■ GOAL:
Examine each line of the data. Copy those that contain the string "Custom".

■ SOURCE RECORDS:

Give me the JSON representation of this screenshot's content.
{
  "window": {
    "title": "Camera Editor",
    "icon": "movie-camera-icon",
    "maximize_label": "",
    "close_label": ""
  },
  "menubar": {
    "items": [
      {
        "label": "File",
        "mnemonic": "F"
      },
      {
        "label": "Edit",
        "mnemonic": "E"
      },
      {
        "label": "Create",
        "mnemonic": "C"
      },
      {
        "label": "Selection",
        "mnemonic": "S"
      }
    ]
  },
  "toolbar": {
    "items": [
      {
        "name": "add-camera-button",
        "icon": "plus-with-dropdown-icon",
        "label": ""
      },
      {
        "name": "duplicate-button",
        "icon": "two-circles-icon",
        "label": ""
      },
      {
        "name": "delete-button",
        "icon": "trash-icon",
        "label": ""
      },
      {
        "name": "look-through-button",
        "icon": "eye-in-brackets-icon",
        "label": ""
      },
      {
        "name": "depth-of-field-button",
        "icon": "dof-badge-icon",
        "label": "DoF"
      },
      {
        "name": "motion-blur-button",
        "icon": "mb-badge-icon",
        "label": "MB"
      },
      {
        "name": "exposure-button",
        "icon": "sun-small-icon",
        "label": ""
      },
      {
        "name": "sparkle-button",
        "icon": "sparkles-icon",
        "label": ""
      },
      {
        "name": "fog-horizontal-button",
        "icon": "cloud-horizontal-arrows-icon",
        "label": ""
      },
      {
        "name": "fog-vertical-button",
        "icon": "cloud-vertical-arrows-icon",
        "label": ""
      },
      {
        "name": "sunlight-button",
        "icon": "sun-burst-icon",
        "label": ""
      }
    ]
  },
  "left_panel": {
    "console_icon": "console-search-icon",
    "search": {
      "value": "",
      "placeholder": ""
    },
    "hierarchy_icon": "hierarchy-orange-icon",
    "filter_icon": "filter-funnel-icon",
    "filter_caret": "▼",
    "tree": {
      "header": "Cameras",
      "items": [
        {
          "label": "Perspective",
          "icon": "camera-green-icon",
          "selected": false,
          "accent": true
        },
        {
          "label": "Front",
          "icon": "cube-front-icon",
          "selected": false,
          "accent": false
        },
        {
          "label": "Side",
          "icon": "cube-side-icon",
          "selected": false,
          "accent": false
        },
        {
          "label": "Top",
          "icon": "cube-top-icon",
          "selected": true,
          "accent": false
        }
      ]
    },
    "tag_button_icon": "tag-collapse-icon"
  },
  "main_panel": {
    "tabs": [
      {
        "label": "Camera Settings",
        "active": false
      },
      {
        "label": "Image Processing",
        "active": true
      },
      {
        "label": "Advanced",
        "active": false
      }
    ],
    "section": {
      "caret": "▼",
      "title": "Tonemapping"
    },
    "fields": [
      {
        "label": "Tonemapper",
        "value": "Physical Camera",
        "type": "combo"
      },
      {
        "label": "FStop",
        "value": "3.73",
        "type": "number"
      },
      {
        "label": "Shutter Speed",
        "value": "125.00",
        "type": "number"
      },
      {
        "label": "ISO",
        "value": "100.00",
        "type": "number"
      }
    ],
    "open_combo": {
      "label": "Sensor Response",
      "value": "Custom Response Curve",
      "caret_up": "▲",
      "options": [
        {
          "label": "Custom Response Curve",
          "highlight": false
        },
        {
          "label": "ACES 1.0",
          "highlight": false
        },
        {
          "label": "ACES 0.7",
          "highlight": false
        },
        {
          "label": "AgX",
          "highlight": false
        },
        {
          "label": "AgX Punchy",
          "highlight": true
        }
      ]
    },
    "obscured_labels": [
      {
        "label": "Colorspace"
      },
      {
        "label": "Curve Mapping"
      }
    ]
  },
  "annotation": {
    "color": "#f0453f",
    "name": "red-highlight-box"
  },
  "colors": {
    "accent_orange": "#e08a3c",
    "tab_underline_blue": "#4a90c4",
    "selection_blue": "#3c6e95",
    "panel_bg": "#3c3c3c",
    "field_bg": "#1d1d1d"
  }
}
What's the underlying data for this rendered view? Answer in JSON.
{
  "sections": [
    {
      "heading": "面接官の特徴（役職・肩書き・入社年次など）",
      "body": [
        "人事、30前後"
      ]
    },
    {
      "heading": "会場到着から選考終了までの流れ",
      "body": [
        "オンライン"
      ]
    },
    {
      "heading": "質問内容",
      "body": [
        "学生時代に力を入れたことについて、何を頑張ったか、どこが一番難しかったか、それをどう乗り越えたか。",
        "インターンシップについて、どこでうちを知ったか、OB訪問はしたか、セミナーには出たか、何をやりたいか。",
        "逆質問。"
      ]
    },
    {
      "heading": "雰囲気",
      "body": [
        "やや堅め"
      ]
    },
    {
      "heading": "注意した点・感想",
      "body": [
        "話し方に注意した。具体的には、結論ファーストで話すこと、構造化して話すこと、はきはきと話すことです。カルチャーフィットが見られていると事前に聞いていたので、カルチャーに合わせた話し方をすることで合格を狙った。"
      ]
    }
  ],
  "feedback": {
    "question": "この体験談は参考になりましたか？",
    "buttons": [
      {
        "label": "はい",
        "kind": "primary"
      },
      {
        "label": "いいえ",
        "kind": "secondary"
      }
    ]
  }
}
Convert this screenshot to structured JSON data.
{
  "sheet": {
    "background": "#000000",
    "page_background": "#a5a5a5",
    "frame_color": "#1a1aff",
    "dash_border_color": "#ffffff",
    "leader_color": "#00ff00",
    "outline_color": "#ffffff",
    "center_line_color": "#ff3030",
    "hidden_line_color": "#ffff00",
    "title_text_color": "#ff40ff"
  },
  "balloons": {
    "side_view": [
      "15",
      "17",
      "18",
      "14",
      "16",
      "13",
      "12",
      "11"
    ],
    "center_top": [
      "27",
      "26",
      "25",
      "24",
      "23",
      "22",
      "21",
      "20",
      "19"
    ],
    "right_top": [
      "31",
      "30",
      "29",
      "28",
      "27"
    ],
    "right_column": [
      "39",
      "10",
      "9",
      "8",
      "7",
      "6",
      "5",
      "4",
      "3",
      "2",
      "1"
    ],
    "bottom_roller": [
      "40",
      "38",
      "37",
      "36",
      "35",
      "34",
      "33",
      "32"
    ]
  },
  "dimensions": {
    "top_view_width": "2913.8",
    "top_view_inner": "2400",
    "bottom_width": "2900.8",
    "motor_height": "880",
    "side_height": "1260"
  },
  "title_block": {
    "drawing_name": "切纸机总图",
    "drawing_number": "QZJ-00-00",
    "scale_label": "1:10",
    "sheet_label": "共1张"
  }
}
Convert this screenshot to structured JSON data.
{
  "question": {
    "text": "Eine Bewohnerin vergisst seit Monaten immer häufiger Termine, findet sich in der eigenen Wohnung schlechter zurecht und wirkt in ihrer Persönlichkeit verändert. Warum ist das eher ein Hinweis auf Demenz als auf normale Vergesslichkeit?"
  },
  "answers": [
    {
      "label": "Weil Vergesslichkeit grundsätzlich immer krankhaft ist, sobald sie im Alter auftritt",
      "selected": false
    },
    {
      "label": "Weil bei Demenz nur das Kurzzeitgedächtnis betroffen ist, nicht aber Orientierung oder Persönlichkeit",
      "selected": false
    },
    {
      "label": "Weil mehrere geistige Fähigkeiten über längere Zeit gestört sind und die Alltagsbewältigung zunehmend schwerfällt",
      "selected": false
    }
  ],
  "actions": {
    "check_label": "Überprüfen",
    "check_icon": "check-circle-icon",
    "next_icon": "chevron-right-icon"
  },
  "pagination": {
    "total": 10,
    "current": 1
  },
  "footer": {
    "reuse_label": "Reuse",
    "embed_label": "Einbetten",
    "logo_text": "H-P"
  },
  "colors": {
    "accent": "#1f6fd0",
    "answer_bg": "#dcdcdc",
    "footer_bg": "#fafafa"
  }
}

■ ANSWER TO THE TASK:
      "value": "Custom Response Curve",
          "label": "Custom Response Curve",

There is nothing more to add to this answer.